Exercise details: Go through the records below line by line. Count the lines with "overlapping" and give the count alone.

Data entries:
•••••

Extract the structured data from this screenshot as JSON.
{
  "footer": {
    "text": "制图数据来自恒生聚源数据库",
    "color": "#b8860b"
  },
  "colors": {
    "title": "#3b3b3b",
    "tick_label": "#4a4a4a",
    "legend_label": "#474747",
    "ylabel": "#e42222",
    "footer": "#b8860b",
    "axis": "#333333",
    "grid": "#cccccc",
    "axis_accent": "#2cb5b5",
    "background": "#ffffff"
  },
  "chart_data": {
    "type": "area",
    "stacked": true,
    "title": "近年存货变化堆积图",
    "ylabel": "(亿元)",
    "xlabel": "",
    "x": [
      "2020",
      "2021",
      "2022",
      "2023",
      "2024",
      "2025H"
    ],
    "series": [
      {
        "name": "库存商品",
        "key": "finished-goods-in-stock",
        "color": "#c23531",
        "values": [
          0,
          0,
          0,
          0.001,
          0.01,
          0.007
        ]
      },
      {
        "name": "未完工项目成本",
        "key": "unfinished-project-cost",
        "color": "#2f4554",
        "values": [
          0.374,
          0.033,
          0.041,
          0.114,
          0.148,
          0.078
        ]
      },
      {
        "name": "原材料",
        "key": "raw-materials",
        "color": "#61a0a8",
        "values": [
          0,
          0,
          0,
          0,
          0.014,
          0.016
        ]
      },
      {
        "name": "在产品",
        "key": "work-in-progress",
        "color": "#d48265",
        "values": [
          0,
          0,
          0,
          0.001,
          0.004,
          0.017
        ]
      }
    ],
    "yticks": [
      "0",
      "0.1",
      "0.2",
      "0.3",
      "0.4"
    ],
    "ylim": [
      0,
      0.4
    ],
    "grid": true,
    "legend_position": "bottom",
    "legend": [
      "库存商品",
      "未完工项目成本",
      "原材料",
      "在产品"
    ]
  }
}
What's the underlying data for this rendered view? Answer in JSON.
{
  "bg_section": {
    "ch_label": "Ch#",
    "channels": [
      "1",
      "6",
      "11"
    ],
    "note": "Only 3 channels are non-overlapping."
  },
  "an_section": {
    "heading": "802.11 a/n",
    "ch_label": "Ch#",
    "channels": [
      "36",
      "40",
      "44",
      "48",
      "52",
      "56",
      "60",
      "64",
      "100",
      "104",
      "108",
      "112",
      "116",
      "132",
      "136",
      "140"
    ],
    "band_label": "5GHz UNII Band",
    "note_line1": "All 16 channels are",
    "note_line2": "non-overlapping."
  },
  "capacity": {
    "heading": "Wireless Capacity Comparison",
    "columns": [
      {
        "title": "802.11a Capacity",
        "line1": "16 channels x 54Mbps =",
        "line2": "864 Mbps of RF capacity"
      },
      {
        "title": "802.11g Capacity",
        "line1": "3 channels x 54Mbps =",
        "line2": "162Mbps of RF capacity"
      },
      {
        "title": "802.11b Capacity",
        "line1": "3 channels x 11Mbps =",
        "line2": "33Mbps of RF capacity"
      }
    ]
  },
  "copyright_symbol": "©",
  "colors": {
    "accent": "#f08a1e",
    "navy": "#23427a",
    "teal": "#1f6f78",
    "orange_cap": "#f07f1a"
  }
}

•••••

Task response: 2